Reproduce each line that includes the word "свободы".
▼▼▼
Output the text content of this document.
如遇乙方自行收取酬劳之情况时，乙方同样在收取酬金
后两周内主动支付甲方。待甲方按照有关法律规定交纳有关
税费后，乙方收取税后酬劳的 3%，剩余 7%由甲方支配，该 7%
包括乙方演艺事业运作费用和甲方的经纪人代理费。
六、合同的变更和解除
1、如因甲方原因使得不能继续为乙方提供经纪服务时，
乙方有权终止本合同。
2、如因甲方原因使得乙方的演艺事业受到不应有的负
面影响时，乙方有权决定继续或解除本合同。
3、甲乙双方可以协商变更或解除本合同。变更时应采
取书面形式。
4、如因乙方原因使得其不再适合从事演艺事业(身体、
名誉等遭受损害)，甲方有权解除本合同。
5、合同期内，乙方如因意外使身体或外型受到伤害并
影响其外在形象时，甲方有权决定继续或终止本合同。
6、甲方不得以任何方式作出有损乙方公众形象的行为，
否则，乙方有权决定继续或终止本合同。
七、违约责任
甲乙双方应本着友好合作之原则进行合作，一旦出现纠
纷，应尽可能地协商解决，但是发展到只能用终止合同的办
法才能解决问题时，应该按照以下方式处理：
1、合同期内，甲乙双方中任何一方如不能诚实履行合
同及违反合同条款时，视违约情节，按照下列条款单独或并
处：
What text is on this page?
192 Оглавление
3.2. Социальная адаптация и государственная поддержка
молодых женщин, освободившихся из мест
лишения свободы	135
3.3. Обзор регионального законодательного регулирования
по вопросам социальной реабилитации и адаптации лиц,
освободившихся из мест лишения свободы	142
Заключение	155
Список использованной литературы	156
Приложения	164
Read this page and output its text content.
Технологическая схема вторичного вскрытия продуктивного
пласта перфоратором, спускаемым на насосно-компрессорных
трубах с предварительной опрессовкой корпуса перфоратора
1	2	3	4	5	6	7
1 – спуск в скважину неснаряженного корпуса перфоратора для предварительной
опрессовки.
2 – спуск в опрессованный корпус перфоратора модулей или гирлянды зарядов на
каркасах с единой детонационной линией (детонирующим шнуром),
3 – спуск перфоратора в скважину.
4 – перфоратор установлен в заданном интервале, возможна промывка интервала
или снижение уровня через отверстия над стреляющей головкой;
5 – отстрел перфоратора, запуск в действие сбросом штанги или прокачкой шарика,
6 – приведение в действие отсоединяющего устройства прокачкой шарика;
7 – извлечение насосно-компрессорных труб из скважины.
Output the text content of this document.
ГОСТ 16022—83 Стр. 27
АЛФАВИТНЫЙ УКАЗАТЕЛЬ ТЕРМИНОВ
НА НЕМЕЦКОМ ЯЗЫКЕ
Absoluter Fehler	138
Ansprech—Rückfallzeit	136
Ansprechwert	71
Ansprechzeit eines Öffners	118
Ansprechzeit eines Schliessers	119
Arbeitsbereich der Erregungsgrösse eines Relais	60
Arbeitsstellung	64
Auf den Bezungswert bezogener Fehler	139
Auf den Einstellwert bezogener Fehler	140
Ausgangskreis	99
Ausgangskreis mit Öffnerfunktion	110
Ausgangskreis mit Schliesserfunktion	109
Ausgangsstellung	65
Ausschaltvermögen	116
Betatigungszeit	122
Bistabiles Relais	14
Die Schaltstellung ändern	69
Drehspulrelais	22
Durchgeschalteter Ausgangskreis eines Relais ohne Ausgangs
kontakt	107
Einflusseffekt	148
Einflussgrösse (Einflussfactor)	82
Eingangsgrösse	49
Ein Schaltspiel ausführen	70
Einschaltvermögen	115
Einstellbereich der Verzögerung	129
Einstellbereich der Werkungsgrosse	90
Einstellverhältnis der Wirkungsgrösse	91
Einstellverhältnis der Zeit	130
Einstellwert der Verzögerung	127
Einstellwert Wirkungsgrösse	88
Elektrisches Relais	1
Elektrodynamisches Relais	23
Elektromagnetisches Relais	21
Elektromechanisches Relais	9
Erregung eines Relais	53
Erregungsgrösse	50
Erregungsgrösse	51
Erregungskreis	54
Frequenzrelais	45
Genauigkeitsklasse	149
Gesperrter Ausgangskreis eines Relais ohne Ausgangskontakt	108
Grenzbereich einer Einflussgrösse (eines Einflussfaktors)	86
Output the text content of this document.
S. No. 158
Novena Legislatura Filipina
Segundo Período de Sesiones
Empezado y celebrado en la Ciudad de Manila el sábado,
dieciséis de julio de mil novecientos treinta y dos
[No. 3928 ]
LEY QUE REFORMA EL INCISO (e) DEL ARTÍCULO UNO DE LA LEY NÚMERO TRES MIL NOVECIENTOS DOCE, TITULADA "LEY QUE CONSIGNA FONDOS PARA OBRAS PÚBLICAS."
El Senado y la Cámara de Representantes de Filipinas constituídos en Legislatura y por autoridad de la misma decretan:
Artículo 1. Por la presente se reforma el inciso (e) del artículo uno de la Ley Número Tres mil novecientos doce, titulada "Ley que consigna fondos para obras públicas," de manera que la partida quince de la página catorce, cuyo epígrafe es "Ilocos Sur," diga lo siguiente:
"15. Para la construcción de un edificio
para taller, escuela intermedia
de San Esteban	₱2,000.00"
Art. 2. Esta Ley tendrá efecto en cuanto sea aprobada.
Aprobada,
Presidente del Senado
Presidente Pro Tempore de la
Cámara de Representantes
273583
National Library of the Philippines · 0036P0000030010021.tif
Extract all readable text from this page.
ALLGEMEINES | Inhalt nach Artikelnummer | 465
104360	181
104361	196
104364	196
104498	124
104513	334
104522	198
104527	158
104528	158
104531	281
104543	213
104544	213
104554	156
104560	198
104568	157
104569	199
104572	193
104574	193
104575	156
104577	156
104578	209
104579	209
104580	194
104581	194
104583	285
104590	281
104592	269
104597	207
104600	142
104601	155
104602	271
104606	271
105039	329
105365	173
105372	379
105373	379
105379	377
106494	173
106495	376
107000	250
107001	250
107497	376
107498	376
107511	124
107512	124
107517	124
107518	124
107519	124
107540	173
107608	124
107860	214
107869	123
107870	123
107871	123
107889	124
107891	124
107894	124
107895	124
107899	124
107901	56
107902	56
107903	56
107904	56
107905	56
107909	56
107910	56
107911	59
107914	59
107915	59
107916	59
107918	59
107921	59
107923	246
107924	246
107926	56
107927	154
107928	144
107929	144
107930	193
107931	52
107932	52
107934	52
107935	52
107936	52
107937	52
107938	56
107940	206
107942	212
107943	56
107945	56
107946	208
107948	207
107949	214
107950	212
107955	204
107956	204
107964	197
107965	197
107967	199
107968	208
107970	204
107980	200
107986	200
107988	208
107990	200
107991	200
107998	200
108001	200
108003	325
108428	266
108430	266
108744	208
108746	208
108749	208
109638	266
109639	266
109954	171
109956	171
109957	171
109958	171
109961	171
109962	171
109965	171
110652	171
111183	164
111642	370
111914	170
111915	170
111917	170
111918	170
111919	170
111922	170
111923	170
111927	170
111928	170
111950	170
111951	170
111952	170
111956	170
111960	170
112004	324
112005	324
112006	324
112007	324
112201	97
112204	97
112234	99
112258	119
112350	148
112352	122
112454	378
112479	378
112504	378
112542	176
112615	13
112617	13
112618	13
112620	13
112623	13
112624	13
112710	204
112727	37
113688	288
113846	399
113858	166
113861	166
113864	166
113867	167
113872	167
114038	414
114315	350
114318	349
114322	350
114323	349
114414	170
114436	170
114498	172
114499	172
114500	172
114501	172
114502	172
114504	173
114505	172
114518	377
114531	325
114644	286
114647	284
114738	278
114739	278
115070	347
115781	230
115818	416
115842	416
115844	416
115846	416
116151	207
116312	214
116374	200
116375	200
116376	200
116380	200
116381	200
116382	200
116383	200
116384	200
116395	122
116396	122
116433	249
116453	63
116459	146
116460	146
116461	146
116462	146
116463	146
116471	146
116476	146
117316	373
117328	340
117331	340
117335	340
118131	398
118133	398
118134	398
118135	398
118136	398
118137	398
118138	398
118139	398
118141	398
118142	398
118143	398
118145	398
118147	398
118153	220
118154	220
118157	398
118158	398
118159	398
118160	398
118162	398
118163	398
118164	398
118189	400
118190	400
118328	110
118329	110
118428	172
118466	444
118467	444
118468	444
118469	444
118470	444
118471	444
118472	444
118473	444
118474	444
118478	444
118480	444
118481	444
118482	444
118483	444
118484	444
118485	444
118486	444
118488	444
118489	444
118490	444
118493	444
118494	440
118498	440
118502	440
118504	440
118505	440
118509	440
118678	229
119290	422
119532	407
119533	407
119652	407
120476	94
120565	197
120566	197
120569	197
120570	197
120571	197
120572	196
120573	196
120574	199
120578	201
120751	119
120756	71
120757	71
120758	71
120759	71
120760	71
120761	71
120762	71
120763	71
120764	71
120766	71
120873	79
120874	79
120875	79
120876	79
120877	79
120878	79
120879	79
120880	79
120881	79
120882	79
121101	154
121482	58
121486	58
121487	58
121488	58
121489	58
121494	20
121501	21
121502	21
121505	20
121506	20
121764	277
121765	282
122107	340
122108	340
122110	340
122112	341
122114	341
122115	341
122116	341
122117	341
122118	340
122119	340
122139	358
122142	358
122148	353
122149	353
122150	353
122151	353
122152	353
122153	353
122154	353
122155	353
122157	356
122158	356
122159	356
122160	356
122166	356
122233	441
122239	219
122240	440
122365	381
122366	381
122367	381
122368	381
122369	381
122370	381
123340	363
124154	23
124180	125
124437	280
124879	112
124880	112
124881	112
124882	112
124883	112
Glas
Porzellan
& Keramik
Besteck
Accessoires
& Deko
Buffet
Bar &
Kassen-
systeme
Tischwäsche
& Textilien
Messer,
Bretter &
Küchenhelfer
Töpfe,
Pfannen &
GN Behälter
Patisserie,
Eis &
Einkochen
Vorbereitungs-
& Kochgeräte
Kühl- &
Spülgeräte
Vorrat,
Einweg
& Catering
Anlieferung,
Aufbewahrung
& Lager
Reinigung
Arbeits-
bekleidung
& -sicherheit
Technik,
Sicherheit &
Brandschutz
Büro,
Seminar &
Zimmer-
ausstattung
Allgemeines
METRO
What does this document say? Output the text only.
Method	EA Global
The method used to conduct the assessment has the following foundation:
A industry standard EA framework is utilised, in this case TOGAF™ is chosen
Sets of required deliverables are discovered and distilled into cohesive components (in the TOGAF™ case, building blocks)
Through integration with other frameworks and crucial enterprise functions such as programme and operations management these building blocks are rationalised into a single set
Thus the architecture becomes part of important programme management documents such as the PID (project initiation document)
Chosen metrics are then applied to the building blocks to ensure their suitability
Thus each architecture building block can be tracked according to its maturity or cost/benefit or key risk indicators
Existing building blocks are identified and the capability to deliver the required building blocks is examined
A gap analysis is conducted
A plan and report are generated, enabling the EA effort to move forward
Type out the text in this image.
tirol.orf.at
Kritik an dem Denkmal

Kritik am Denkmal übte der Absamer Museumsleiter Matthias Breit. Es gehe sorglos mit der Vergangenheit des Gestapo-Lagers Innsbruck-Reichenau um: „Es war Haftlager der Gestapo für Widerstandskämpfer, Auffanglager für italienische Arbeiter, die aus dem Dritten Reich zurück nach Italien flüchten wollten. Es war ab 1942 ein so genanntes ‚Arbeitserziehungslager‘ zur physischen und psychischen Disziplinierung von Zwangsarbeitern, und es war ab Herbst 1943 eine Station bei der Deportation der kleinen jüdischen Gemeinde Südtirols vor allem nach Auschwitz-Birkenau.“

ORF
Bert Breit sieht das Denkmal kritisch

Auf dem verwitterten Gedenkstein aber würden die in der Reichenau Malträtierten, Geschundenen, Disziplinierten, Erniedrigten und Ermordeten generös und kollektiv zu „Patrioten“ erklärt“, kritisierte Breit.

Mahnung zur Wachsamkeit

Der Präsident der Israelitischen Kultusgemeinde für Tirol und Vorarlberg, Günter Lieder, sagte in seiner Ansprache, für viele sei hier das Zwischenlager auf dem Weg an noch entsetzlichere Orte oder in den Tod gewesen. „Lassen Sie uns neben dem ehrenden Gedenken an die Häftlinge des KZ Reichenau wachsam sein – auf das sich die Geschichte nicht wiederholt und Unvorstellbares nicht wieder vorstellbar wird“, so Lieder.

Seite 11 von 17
▲▲▲
§ **Correct output**:
лишения свободы	135
освободившихся из мест лишения свободы	142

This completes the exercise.